-- Start --

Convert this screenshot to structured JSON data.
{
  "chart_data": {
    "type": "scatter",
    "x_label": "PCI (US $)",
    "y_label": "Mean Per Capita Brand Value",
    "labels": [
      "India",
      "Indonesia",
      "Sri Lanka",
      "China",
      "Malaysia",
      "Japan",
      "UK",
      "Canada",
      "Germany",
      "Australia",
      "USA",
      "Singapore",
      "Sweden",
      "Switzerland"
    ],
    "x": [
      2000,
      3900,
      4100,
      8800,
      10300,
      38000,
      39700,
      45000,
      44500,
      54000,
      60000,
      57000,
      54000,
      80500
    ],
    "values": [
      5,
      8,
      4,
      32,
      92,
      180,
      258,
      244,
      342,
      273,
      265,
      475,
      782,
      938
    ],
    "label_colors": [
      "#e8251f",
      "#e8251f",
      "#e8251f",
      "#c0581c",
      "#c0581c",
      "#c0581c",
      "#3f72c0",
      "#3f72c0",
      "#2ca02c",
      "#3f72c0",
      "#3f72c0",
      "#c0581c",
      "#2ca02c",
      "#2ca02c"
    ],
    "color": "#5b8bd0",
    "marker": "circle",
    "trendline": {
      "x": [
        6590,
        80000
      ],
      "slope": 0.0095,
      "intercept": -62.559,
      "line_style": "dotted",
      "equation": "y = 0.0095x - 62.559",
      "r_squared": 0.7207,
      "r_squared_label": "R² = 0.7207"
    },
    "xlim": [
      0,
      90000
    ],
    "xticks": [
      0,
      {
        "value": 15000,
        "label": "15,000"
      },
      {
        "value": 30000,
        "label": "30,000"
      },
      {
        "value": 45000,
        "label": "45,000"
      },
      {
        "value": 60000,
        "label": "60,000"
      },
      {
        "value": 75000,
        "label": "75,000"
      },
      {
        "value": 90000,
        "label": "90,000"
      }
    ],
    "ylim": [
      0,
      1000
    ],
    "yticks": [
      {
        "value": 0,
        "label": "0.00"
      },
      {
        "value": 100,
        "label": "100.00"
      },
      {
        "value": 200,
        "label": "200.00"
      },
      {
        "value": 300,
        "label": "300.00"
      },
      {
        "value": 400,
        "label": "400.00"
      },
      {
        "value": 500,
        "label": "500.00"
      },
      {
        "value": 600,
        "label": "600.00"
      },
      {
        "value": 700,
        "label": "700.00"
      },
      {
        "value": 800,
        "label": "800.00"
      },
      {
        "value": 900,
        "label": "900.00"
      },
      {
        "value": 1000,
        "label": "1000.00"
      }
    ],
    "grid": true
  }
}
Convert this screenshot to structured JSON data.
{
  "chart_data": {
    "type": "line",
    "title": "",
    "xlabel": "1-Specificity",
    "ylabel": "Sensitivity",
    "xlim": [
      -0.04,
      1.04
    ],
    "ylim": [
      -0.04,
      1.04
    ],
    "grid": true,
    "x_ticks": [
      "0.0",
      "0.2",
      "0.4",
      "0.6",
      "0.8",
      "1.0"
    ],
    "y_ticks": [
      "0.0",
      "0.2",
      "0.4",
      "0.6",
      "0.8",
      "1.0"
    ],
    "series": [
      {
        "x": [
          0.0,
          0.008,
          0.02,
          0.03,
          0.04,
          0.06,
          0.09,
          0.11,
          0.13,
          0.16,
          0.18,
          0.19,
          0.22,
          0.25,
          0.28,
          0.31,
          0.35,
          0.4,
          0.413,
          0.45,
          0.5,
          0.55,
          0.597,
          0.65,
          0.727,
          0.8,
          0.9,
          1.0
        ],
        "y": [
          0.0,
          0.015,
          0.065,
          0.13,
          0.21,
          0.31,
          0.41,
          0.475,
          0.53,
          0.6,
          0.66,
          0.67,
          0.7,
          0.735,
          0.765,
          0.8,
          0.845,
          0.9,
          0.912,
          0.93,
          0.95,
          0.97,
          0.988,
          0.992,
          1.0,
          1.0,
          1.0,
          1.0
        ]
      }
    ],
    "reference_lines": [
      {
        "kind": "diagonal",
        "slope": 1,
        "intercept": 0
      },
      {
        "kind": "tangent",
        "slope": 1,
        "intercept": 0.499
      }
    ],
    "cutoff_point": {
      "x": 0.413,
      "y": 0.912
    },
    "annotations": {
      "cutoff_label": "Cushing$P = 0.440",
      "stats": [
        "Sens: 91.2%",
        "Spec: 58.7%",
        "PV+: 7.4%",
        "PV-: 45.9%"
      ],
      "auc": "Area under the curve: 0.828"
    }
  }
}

-- End --

STATED EXERCISE
Scan the material and collect every line that contains "intercept".

TASK OUTPUT
      "intercept": -62.559,
        "intercept": 0
        "intercept": 0.499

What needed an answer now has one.